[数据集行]
-.-.-

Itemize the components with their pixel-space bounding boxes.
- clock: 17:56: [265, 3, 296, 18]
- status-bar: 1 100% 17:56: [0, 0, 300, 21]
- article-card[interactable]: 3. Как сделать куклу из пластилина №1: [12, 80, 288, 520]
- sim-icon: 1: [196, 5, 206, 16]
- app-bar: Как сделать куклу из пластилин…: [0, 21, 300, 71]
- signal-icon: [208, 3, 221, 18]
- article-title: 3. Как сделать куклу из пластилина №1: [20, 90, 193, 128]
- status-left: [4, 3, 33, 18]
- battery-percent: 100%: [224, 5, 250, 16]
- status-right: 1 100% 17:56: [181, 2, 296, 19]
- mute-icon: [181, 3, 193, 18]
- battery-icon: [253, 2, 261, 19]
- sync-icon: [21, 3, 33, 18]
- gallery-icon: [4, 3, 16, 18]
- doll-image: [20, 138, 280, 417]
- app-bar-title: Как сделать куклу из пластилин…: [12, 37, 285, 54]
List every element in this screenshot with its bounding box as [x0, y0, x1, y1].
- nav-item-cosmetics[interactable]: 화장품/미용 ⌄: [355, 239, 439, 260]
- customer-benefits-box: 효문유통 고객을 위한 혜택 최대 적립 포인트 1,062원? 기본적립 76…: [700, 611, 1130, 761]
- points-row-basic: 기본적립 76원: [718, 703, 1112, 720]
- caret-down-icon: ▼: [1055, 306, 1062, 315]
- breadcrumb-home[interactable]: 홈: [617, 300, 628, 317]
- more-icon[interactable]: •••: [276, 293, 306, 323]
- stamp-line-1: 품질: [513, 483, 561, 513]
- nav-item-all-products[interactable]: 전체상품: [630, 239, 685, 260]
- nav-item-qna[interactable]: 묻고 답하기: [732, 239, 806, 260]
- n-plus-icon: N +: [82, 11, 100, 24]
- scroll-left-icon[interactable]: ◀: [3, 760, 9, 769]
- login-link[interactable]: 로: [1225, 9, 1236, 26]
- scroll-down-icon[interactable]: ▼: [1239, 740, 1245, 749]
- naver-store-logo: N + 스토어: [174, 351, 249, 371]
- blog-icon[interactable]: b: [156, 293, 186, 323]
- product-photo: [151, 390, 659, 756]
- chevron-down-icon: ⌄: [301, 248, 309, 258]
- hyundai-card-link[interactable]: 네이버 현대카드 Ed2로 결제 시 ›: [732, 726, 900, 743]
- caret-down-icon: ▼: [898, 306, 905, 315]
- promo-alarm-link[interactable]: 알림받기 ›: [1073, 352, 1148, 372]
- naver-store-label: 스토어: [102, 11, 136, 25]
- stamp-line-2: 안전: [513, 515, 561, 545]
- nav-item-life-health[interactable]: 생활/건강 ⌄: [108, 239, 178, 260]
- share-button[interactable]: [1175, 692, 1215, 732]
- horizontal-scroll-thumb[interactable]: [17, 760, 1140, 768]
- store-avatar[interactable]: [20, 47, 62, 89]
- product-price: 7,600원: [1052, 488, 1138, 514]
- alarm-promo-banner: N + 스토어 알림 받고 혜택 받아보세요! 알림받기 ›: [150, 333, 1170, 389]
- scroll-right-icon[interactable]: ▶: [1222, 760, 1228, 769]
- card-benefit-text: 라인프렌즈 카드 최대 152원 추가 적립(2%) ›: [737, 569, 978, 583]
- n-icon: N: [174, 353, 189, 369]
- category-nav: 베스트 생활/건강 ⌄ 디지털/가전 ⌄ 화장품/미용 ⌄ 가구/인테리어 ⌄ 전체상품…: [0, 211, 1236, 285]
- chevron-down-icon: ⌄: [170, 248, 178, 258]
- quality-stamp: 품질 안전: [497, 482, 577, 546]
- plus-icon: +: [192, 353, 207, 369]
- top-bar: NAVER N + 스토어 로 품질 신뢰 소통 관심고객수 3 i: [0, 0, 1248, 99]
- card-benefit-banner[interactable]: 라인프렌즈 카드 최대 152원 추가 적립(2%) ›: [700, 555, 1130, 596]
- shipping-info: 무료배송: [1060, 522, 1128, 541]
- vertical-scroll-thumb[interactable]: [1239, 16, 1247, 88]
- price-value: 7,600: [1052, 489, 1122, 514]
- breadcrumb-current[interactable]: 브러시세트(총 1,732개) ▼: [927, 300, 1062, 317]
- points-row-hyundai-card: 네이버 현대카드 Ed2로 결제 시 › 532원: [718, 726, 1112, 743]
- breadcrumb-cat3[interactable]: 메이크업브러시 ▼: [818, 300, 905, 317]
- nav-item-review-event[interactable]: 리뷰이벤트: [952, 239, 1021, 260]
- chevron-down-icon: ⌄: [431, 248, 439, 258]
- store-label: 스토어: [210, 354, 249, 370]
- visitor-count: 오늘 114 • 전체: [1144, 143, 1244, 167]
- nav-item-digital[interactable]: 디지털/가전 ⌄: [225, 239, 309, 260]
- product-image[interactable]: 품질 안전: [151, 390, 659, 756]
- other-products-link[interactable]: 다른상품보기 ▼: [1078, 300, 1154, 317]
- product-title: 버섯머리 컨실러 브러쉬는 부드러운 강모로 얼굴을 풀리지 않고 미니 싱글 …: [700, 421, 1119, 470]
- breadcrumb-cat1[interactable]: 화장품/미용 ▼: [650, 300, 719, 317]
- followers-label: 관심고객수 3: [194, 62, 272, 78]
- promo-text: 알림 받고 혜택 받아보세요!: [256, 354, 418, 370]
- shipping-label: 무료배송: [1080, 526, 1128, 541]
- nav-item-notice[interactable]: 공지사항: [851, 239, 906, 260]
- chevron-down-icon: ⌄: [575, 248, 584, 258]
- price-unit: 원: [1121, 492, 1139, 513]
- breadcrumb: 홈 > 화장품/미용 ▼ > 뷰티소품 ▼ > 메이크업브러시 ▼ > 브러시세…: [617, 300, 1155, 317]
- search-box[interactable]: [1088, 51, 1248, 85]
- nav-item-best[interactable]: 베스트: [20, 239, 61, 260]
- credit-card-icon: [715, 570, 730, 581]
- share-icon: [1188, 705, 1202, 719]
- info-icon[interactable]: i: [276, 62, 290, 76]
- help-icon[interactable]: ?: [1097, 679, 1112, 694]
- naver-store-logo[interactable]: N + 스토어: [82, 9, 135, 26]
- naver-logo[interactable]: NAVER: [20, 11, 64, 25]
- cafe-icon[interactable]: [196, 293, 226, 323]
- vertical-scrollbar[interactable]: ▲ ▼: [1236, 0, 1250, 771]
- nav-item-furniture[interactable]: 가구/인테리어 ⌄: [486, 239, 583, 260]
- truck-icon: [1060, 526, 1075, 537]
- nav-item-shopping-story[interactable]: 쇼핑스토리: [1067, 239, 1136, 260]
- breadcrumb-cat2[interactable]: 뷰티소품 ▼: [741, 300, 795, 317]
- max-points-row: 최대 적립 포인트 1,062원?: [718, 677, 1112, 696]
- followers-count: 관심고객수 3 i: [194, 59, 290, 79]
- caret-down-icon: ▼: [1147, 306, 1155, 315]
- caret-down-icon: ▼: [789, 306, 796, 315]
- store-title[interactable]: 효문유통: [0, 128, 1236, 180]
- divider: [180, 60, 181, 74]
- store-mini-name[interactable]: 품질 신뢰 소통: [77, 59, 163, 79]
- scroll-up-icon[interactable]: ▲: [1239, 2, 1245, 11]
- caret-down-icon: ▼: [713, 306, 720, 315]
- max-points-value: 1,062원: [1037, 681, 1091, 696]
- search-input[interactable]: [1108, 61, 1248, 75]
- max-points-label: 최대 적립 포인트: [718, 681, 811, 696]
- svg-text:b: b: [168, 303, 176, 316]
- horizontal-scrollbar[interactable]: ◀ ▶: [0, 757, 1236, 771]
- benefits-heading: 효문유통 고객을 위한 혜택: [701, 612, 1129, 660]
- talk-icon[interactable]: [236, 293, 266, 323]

-.-.-

> _任务要求_
请把上面全部数据集行改写为 Markdown 表格，设“行号”和“内容”两列，跳过空行。

> _参考答案_
| 行号 | 内容 |
|---|---|
| 1 | Itemize the components with their pixel-space bounding boxes. |
| 2 | - clock: 17:56: [265, 3, 296, 18] |
| 3 | - status-bar: 1 100% 17:56: [0, 0, 300, 21] |
| 4 | - article-card[interactable]: 3. Как сделать куклу из пластилина №1: [12, 80, 288, 520] |
| 5 | - sim-icon: 1: [196, 5, 206, 16] |
| 6 | - app-bar: Как сделать куклу из пластилин…: [0, 21, 300, 71] |
| 7 | - signal-icon: [208, 3, 221, 18] |
| 8 | - article-title: 3. Как сделать куклу из пластилина №1: [20, 90, 193, 128] |
| 9 | - status-left: [4, 3, 33, 18] |
| 10 | - battery-percent: 100%: [224, 5, 250, 16] |
| 11 | - status-right: 1 100% 17:56: [181, 2, 296, 19] |
| 12 | - mute-icon: [181, 3, 193, 18] |
| 13 | - battery-icon: [253, 2, 261, 19] |
| 14 | - sync-icon: [21, 3, 33, 18] |
| 15 | - gallery-icon: [4, 3, 16, 18] |
| 16 | - doll-image: [20, 138, 280, 417] |
| 17 | - app-bar-title: Как сделать куклу из пластилин…: [12, 37, 285, 54] |
| 18 | List every element in this screenshot with its bounding box as [x0, y0, x1, y1]. |
| 19 | - nav-item-cosmetics[interactable]: 화장품/미용 ⌄: [355, 239, 439, 260] |
| 20 | - customer-benefits-box: 효문유통 고객을 위한 혜택 최대 적립 포인트 1,062원? 기본적립 76…: [700, 611, 1130, 761] |
| 21 | - points-row-basic: 기본적립 76원: [718, 703, 1112, 720] |
| 22 | - caret-down-icon: ▼: [1055, 306, 1062, 315] |
| 23 | - breadcrumb-home[interactable]: 홈: [617, 300, 628, 317] |
| 24 | - more-icon[interactable]: •••: [276, 293, 306, 323] |
| 25 | - stamp-line-1: 품질: [513, 483, 561, 513] |
| 26 | - nav-item-all-products[interactable]: 전체상품: [630, 239, 685, 260] |
| 27 | - nav-item-qna[interactable]: 묻고 답하기: [732, 239, 806, 260] |
| 28 | - n-plus-icon: N +: [82, 11, 100, 24] |
| 29 | - scroll-left-icon[interactable]: ◀: [3, 760, 9, 769] |
| 30 | - login-link[interactable]: 로: [1225, 9, 1236, 26] |
| 31 | - scroll-down-icon[interactable]: ▼: [1239, 740, 1245, 749] |
| 32 | - naver-store-logo: N + 스토어: [174, 351, 249, 371] |
| 33 | - blog-icon[interactable]: b: [156, 293, 186, 323] |
| 34 | - product-photo: [151, 390, 659, 756] |
| 35 | - chevron-down-icon: ⌄: [301, 248, 309, 258] |
| 36 | - hyundai-card-link[interactable]: 네이버 현대카드 Ed2로 결제 시 ›: [732, 726, 900, 743] |
| 37 | - caret-down-icon: ▼: [898, 306, 905, 315] |
| 38 | - promo-alarm-link[interactable]: 알림받기 ›: [1073, 352, 1148, 372] |
| 39 | - naver-store-label: 스토어: [102, 11, 136, 25] |
| 40 | - stamp-line-2: 안전: [513, 515, 561, 545] |
| 41 | - nav-item-life-health[interactable]: 생활/건강 ⌄: [108, 239, 178, 260] |
| 42 | - share-button[interactable]: [1175, 692, 1215, 732] |
| 43 | - horizontal-scroll-thumb[interactable]: [17, 760, 1140, 768] |
| 44 | - store-avatar[interactable]: [20, 47, 62, 89] |
| 45 | - product-price: 7,600원: [1052, 488, 1138, 514] |
| 46 | - alarm-promo-banner: N + 스토어 알림 받고 혜택 받아보세요! 알림받기 ›: [150, 333, 1170, 389] |
| 47 | - scroll-right-icon[interactable]: ▶: [1222, 760, 1228, 769] |
| 48 | - card-benefit-text: 라인프렌즈 카드 최대 152원 추가 적립(2%) ›: [737, 569, 978, 583] |
| 49 | - n-icon: N: [174, 353, 189, 369] |
| 50 | - category-nav: 베스트 생활/건강 ⌄ 디지털/가전 ⌄ 화장품/미용 ⌄ 가구/인테리어 ⌄ 전체상품…: [0, 211, 1236, 285] |
| 51 | - chevron-down-icon: ⌄: [170, 248, 178, 258] |
| 52 | - quality-stamp: 품질 안전: [497, 482, 577, 546] |
| 53 | - plus-icon: +: [192, 353, 207, 369] |
| 54 | - top-bar: NAVER N + 스토어 로 품질 신뢰 소통 관심고객수 3 i: [0, 0, 1248, 99] |
| 55 | - card-benefit-banner[interactable]: 라인프렌즈 카드 최대 152원 추가 적립(2%) ›: [700, 555, 1130, 596] |
| 56 | - shipping-info: 무료배송: [1060, 522, 1128, 541] |
| 57 | - vertical-scroll-thumb[interactable]: [1239, 16, 1247, 88] |
| 58 | - price-value: 7,600: [1052, 489, 1122, 514] |
| 59 | - breadcrumb-current[interactable]: 브러시세트(총 1,732개) ▼: [927, 300, 1062, 317] |
| 60 | - points-row-hyundai-card: 네이버 현대카드 Ed2로 결제 시 › 532원: [718, 726, 1112, 743] |
| 61 | - breadcrumb-cat3[interactable]: 메이크업브러시 ▼: [818, 300, 905, 317] |
| 62 | - nav-item-review-event[interactable]: 리뷰이벤트: [952, 239, 1021, 260] |
| 63 | - chevron-down-icon: ⌄: [431, 248, 439, 258] |
| 64 | - store-label: 스토어: [210, 354, 249, 370] |
| 65 | - visitor-count: 오늘 114 • 전체: [1144, 143, 1244, 167] |
| 66 | - nav-item-digital[interactable]: 디지털/가전 ⌄: [225, 239, 309, 260] |
| 67 | - product-image[interactable]: 품질 안전: [151, 390, 659, 756] |
| 68 | - other-products-link[interactable]: 다른상품보기 ▼: [1078, 300, 1154, 317] |
| 69 | - product-title: 버섯머리 컨실러 브러쉬는 부드러운 강모로 얼굴을 풀리지 않고 미니 싱글 …: [700, 421, 1119, 470] |
| 70 | - breadcrumb-cat1[interactable]: 화장품/미용 ▼: [650, 300, 719, 317] |
| 71 | - followers-label: 관심고객수 3: [194, 62, 272, 78] |
| 72 | - promo-text: 알림 받고 혜택 받아보세요!: [256, 354, 418, 370] |
| 73 | - shipping-label: 무료배송: [1080, 526, 1128, 541] |
| 74 | - nav-item-notice[interactable]: 공지사항: [851, 239, 906, 260] |
| 75 | - chevron-down-icon: ⌄: [575, 248, 584, 258] |
| 76 | - price-unit: 원: [1121, 492, 1139, 513] |
| 77 | - breadcrumb: 홈 > 화장품/미용 ▼ > 뷰티소품 ▼ > 메이크업브러시 ▼ > 브러시세…: [617, 300, 1155, 317] |
| 78 | - search-box[interactable]: [1088, 51, 1248, 85] |
| 79 | - nav-item-best[interactable]: 베스트: [20, 239, 61, 260] |
| 80 | - credit-card-icon: [715, 570, 730, 581] |
| 81 | - share-icon: [1188, 705, 1202, 719] |
| 82 | - info-icon[interactable]: i: [276, 62, 290, 76] |
| 83 | - help-icon[interactable]: ?: [1097, 679, 1112, 694] |
| 84 | - naver-store-logo[interactable]: N + 스토어: [82, 9, 135, 26] |
| 85 | - naver-logo[interactable]: NAVER: [20, 11, 64, 25] |
| 86 | - cafe-icon[interactable]: [196, 293, 226, 323] |
| 87 | - vertical-scrollbar[interactable]: ▲ ▼: [1236, 0, 1250, 771] |
| 88 | - nav-item-furniture[interactable]: 가구/인테리어 ⌄: [486, 239, 583, 260] |
| 89 | - truck-icon: [1060, 526, 1075, 537] |
| 90 | - nav-item-shopping-story[interactable]: 쇼핑스토리: [1067, 239, 1136, 260] |
| 91 | - breadcrumb-cat2[interactable]: 뷰티소품 ▼: [741, 300, 795, 317] |
| 92 | - max-points-row: 최대 적립 포인트 1,062원?: [718, 677, 1112, 696] |
| 93 | - followers-count: 관심고객수 3 i: [194, 59, 290, 79] |
| 94 | - caret-down-icon: ▼: [1147, 306, 1155, 315] |
| 95 | - caret-down-icon: ▼: [789, 306, 796, 315] |
| 96 | - store-title[interactable]: 효문유통: [0, 128, 1236, 180] |
| 97 | - divider: [180, 60, 181, 74] |
| 98 | - store-mini-name[interactable]: 품질 신뢰 소통: [77, 59, 163, 79] |
| 99 | - scroll-up-icon[interactable]: ▲: [1239, 2, 1245, 11] |
| 100 | - caret-down-icon: ▼: [713, 306, 720, 315] |
| 101 | - max-points-value: 1,062원: [1037, 681, 1091, 696] |
| 102 | - search-input[interactable]: [1108, 61, 1248, 75] |
| 103 | - max-points-label: 최대 적립 포인트: [718, 681, 811, 696] |
| 104 | - svg-text:b: b: [168, 303, 176, 316] |
| 105 | - horizontal-scrollbar[interactable]: ◀ ▶: [0, 757, 1236, 771] |
| 106 | - benefits-heading: 효문유통 고객을 위한 혜택: [701, 612, 1129, 660] |
| 107 | - talk-icon[interactable]: [236, 293, 266, 323] |